# TASK GOAL:
Give only the number of lines that include the string "this".

# DATA:

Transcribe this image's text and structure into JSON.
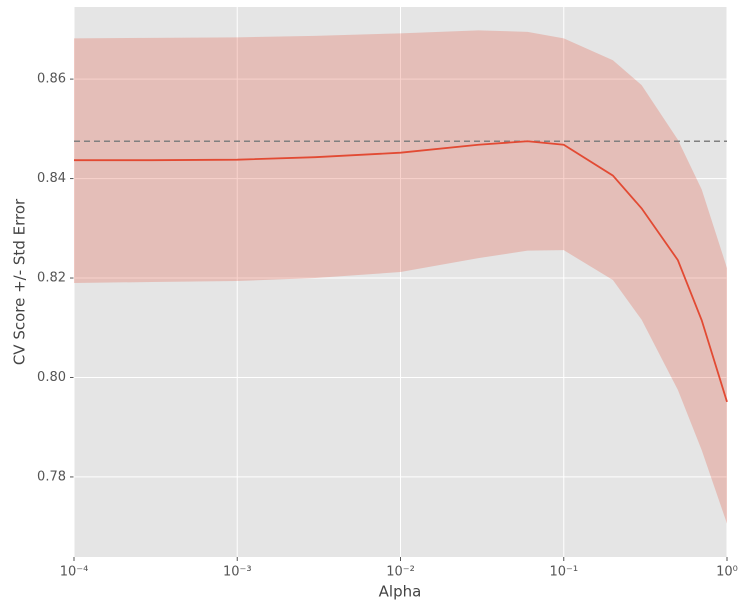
{
  "chart_data": {
    "type": "band-line",
    "xlabel": "Alpha",
    "ylabel": "CV Score +/- Std Error",
    "log_x": true,
    "grid": true,
    "color": "#e24a33",
    "band_color": "#e24a33",
    "hline_color": "#808080",
    "x": [
      0.0001,
      0.0003,
      0.001,
      0.003,
      0.01,
      0.03,
      0.06,
      0.1,
      0.2,
      0.3,
      0.5,
      0.7,
      1
    ],
    "values": [
      0.8437,
      0.8437,
      0.8438,
      0.8443,
      0.8452,
      0.8468,
      0.8475,
      0.8468,
      0.8406,
      0.834,
      0.8236,
      0.8115,
      0.7951
    ],
    "upper": [
      0.8682,
      0.8683,
      0.8684,
      0.8687,
      0.8692,
      0.8698,
      0.8695,
      0.8682,
      0.8638,
      0.8588,
      0.8478,
      0.8378,
      0.822
    ],
    "lower": [
      0.819,
      0.8192,
      0.8194,
      0.82,
      0.8212,
      0.824,
      0.8255,
      0.8256,
      0.8196,
      0.8116,
      0.7975,
      0.7854,
      0.7706
    ],
    "hline": 0.8475,
    "xlim": [
      0.0001,
      1
    ],
    "xticks": [
      {
        "value": 0.0001,
        "label": "10⁻⁴"
      },
      {
        "value": 0.001,
        "label": "10⁻³"
      },
      {
        "value": 0.01,
        "label": "10⁻²"
      },
      {
        "value": 0.1,
        "label": "10⁻¹"
      },
      {
        "value": 1,
        "label": "10⁰"
      }
    ],
    "ylim": [
      0.7639,
      0.8745
    ],
    "yticks": [
      0.78,
      {
        "value": 0.8,
        "label": "0.80"
      },
      0.82,
      0.84,
      0.86
    ]
  }
}
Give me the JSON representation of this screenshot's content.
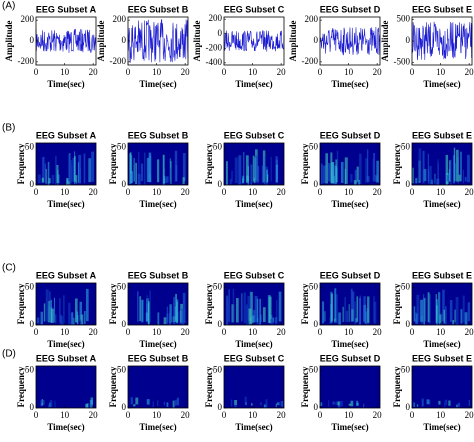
{
  "rows": [
    {
      "label": "(A)",
      "panels": [
        {
          "title": "EEG Subset A",
          "ylabel": "Amplitude",
          "xlabel": "Time(sec)",
          "xlim": [
            0,
            21
          ],
          "xticks": [
            0,
            10,
            20
          ],
          "ylim": [
            -230,
            230
          ],
          "yticks": [
            -200,
            0,
            200
          ]
        },
        {
          "title": "EEG Subset B",
          "ylabel": "Amplitude",
          "xlabel": "Time(sec)",
          "xlim": [
            0,
            21
          ],
          "xticks": [
            0,
            10,
            20
          ],
          "ylim": [
            -230,
            230
          ],
          "yticks": [
            -200,
            0,
            200
          ]
        },
        {
          "title": "EEG Subset C",
          "ylabel": "Amplitude",
          "xlabel": "Time(sec)",
          "xlim": [
            0,
            21
          ],
          "xticks": [
            0,
            10,
            20
          ],
          "ylim": [
            -430,
            230
          ],
          "yticks": [
            -400,
            -200,
            0,
            200
          ]
        },
        {
          "title": "EEG Subset D",
          "ylabel": "Amplitude",
          "xlabel": "Time(sec)",
          "xlim": [
            0,
            21
          ],
          "xticks": [
            0,
            10,
            20
          ],
          "ylim": [
            -230,
            230
          ],
          "yticks": [
            -200,
            0,
            200
          ]
        },
        {
          "title": "EEG Subset E",
          "ylabel": "Amplitude",
          "xlabel": "Time(sec)",
          "xlim": [
            0,
            21
          ],
          "xticks": [
            0,
            10,
            20
          ],
          "ylim": [
            -560,
            560
          ],
          "yticks": [
            -500,
            0,
            500
          ]
        }
      ]
    },
    {
      "label": "(B)",
      "panels": [
        {
          "title": "EEG Subset A",
          "ylabel": "Frequency",
          "xlabel": "Time(sec)",
          "xlim": [
            0,
            21
          ],
          "xticks": [
            0,
            10,
            20
          ],
          "ylim": [
            0,
            56
          ],
          "yticks": [
            0,
            50
          ]
        },
        {
          "title": "EEG Subset B",
          "ylabel": "Frequency",
          "xlabel": "Time(sec)",
          "xlim": [
            0,
            21
          ],
          "xticks": [
            0,
            10,
            20
          ],
          "ylim": [
            0,
            56
          ],
          "yticks": [
            0,
            50
          ]
        },
        {
          "title": "EEG Subset C",
          "ylabel": "Frequency",
          "xlabel": "Time(sec)",
          "xlim": [
            0,
            21
          ],
          "xticks": [
            0,
            10,
            20
          ],
          "ylim": [
            0,
            56
          ],
          "yticks": [
            0,
            50
          ]
        },
        {
          "title": "EEG Subset D",
          "ylabel": "Frequency",
          "xlabel": "Time(sec)",
          "xlim": [
            0,
            21
          ],
          "xticks": [
            0,
            10,
            20
          ],
          "ylim": [
            0,
            56
          ],
          "yticks": [
            0,
            50
          ]
        },
        {
          "title": "EEG Subset E",
          "ylabel": "Frequency",
          "xlabel": "Time(sec)",
          "xlim": [
            0,
            21
          ],
          "xticks": [
            0,
            10,
            20
          ],
          "ylim": [
            0,
            56
          ],
          "yticks": [
            0,
            50
          ]
        }
      ]
    },
    {
      "label": "(C)",
      "panels": [
        {
          "title": "EEG Subset A",
          "ylabel": "Frequency",
          "xlabel": "Time(sec)",
          "xlim": [
            0,
            21
          ],
          "xticks": [
            0,
            10,
            20
          ],
          "ylim": [
            0,
            56
          ],
          "yticks": [
            0,
            50
          ]
        },
        {
          "title": "EEG Subset B",
          "ylabel": "Frequency",
          "xlabel": "Time(sec)",
          "xlim": [
            0,
            21
          ],
          "xticks": [
            0,
            10,
            20
          ],
          "ylim": [
            0,
            56
          ],
          "yticks": [
            0,
            50
          ]
        },
        {
          "title": "EEG Subset C",
          "ylabel": "Frequency",
          "xlabel": "Time(sec)",
          "xlim": [
            0,
            21
          ],
          "xticks": [
            0,
            10,
            20
          ],
          "ylim": [
            0,
            56
          ],
          "yticks": [
            0,
            50
          ]
        },
        {
          "title": "EEG Subset D",
          "ylabel": "Frequency",
          "xlabel": "Time(sec)",
          "xlim": [
            0,
            21
          ],
          "xticks": [
            0,
            10,
            20
          ],
          "ylim": [
            0,
            56
          ],
          "yticks": [
            0,
            50
          ]
        },
        {
          "title": "EEG Subset E",
          "ylabel": "Frequency",
          "xlabel": "Time(sec)",
          "xlim": [
            0,
            21
          ],
          "xticks": [
            0,
            10,
            20
          ],
          "ylim": [
            0,
            56
          ],
          "yticks": [
            0,
            50
          ]
        }
      ]
    },
    {
      "label": "(D)",
      "panels": [
        {
          "title": "EEG Subset A",
          "ylabel": "Frequency",
          "xlabel": "Time(sec)",
          "xlim": [
            0,
            21
          ],
          "xticks": [
            0,
            10,
            20
          ],
          "ylim": [
            0,
            56
          ],
          "yticks": [
            0,
            50
          ]
        },
        {
          "title": "EEG Subset B",
          "ylabel": "Frequency",
          "xlabel": "Time(sec)",
          "xlim": [
            0,
            21
          ],
          "xticks": [
            0,
            10,
            20
          ],
          "ylim": [
            0,
            56
          ],
          "yticks": [
            0,
            50
          ]
        },
        {
          "title": "EEG Subset C",
          "ylabel": "Frequency",
          "xlabel": "Time(sec)",
          "xlim": [
            0,
            21
          ],
          "xticks": [
            0,
            10,
            20
          ],
          "ylim": [
            0,
            56
          ],
          "yticks": [
            0,
            50
          ]
        },
        {
          "title": "EEG Subset D",
          "ylabel": "Frequency",
          "xlabel": "Time(sec)",
          "xlim": [
            0,
            21
          ],
          "xticks": [
            0,
            10,
            20
          ],
          "ylim": [
            0,
            56
          ],
          "yticks": [
            0,
            50
          ]
        },
        {
          "title": "EEG Subset E",
          "ylabel": "Frequency",
          "xlabel": "Time(sec)",
          "xlim": [
            0,
            21
          ],
          "xticks": [
            0,
            10,
            20
          ],
          "ylim": [
            0,
            56
          ],
          "yticks": [
            0,
            50
          ]
        }
      ]
    }
  ]
}
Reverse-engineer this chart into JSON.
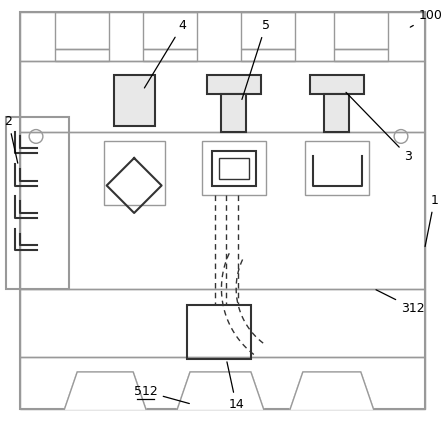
{
  "background_color": "#ffffff",
  "lc": "#999999",
  "dc": "#333333",
  "figsize": [
    4.43,
    4.23
  ],
  "dpi": 100
}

# EXPECTED ANSWER:
3